What you have to do: State how many lines in these records contain the word "type", and nothing else.

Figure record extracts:
┄┄┄┄┄┄┄┄┄┄┄┄┄┄┄┄┄┄┄┄
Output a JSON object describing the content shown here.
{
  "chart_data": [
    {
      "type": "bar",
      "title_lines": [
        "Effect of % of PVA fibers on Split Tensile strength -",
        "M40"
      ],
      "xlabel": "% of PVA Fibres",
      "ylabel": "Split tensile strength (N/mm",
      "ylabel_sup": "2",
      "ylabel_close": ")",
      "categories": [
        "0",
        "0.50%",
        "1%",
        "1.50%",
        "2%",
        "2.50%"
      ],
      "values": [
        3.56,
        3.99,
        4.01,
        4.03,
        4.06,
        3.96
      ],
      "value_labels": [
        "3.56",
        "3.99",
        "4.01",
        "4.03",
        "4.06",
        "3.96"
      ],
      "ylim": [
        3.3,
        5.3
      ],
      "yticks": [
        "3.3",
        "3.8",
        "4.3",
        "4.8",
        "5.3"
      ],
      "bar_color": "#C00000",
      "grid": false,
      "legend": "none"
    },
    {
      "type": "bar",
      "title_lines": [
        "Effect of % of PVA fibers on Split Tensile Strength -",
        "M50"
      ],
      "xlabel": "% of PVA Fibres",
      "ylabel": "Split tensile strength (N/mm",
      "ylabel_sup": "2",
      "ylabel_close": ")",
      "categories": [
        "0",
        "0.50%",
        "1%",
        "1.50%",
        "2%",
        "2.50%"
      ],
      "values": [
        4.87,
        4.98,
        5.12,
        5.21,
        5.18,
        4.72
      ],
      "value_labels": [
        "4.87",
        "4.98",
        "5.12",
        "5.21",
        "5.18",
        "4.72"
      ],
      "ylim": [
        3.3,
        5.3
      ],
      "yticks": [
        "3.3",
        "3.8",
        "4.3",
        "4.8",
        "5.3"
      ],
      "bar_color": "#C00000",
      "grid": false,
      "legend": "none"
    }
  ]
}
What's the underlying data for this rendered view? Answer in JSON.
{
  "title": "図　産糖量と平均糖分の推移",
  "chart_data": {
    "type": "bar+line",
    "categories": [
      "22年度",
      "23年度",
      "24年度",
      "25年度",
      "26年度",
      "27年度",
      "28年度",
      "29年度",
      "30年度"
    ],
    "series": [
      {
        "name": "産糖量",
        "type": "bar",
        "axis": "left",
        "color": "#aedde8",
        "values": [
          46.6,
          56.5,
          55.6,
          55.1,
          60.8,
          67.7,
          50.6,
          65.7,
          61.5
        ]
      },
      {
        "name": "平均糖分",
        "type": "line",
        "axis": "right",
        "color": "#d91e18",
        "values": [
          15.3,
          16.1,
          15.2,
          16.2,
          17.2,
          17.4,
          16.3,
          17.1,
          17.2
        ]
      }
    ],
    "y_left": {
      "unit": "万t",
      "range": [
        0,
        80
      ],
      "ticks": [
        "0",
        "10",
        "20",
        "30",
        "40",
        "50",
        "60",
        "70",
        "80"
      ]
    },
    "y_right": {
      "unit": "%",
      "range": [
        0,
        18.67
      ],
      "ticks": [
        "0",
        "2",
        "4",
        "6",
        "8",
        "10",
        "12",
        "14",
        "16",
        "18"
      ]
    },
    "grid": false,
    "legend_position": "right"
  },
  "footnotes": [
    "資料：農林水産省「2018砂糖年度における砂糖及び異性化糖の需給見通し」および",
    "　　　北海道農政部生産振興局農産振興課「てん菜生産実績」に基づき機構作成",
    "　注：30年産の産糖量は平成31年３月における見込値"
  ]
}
┄┄┄┄┄┄┄┄┄┄┄┄┄┄┄┄┄┄┄┄
Final result: 5